PROVIDED INFORMATION >>
■ ■ ■ ■
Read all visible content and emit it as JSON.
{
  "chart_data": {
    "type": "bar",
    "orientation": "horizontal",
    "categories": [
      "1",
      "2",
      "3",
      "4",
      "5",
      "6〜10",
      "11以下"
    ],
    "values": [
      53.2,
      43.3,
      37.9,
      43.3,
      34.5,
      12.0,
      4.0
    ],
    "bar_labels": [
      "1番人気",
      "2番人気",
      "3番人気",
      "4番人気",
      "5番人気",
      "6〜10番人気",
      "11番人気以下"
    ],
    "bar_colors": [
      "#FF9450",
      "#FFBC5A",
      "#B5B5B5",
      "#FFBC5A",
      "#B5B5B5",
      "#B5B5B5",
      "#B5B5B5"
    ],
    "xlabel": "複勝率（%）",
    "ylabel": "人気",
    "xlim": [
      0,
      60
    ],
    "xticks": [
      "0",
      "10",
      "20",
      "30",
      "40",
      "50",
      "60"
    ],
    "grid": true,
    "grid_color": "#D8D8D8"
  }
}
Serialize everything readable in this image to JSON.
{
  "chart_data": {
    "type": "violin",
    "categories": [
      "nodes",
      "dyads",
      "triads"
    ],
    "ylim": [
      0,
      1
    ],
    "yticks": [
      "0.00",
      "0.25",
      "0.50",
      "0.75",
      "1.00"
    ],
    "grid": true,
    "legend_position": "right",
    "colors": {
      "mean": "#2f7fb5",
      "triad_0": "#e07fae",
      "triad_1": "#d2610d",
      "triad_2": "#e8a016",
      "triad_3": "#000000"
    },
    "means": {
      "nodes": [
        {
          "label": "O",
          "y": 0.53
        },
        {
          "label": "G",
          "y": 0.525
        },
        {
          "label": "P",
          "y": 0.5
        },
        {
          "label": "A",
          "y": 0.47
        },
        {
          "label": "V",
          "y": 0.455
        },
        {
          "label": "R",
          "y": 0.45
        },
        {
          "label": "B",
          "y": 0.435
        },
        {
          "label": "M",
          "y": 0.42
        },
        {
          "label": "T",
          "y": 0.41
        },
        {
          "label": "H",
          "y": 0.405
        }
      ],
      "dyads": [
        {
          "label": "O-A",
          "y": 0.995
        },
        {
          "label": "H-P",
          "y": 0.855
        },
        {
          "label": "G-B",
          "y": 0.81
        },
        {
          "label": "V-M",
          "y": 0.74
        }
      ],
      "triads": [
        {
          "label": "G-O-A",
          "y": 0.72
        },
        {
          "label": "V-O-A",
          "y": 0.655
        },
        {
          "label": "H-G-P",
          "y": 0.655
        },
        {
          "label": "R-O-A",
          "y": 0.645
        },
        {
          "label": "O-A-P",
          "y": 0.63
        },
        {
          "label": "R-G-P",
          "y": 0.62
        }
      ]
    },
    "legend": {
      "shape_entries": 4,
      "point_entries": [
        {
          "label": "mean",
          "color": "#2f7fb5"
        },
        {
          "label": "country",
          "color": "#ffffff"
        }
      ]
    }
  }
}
■ ■ ■ ■
Nothing should be left out: return all of the records exactly.

FULL SOLUTION >>
Read all visible content and emit it as JSON.
{
  "chart_data": {
    "type": "bar",
    "orientation": "horizontal",
    "categories": [
      "1",
      "2",
      "3",
      "4",
      "5",
      "6〜10",
      "11以下"
    ],
    "values": [
      53.2,
      43.3,
      37.9,
      43.3,
      34.5,
      12.0,
      4.0
    ],
    "bar_labels": [
      "1番人気",
      "2番人気",
      "3番人気",
      "4番人気",
      "5番人気",
      "6〜10番人気",
      "11番人気以下"
    ],
    "bar_colors": [
      "#FF9450",
      "#FFBC5A",
      "#B5B5B5",
      "#FFBC5A",
      "#B5B5B5",
      "#B5B5B5",
      "#B5B5B5"
    ],
    "xlabel": "複勝率（%）",
    "ylabel": "人気",
    "xlim": [
      0,
      60
    ],
    "xticks": [
      "0",
      "10",
      "20",
      "30",
      "40",
      "50",
      "60"
    ],
    "grid": true,
    "grid_color": "#D8D8D8"
  }
}
Serialize everything readable in this image to JSON.
{
  "chart_data": {
    "type": "violin",
    "categories": [
      "nodes",
      "dyads",
      "triads"
    ],
    "ylim": [
      0,
      1
    ],
    "yticks": [
      "0.00",
      "0.25",
      "0.50",
      "0.75",
      "1.00"
    ],
    "grid": true,
    "legend_position": "right",
    "colors": {
      "mean": "#2f7fb5",
      "triad_0": "#e07fae",
      "triad_1": "#d2610d",
      "triad_2": "#e8a016",
      "triad_3": "#000000"
    },
    "means": {
      "nodes": [
        {
          "label": "O",
          "y": 0.53
        },
        {
          "label": "G",
          "y": 0.525
        },
        {
          "label": "P",
          "y": 0.5
        },
        {
          "label": "A",
          "y": 0.47
        },
        {
          "label": "V",
          "y": 0.455
        },
        {
          "label": "R",
          "y": 0.45
        },
        {
          "label": "B",
          "y": 0.435
        },
        {
          "label": "M",
          "y": 0.42
        },
        {
          "label": "T",
          "y": 0.41
        },
        {
          "label": "H",
          "y": 0.405
        }
      ],
      "dyads": [
        {
          "label": "O-A",
          "y": 0.995
        },
        {
          "label": "H-P",
          "y": 0.855
        },
        {
          "label": "G-B",
          "y": 0.81
        },
        {
          "label": "V-M",
          "y": 0.74
        }
      ],
      "triads": [
        {
          "label": "G-O-A",
          "y": 0.72
        },
        {
          "label": "V-O-A",
          "y": 0.655
        },
        {
          "label": "H-G-P",
          "y": 0.655
        },
        {
          "label": "R-O-A",
          "y": 0.645
        },
        {
          "label": "O-A-P",
          "y": 0.63
        },
        {
          "label": "R-G-P",
          "y": 0.62
        }
      ]
    },
    "legend": {
      "shape_entries": 4,
      "point_entries": [
        {
          "label": "mean",
          "color": "#2f7fb5"
        },
        {
          "label": "country",
          "color": "#ffffff"
        }
      ]
    }
  }
}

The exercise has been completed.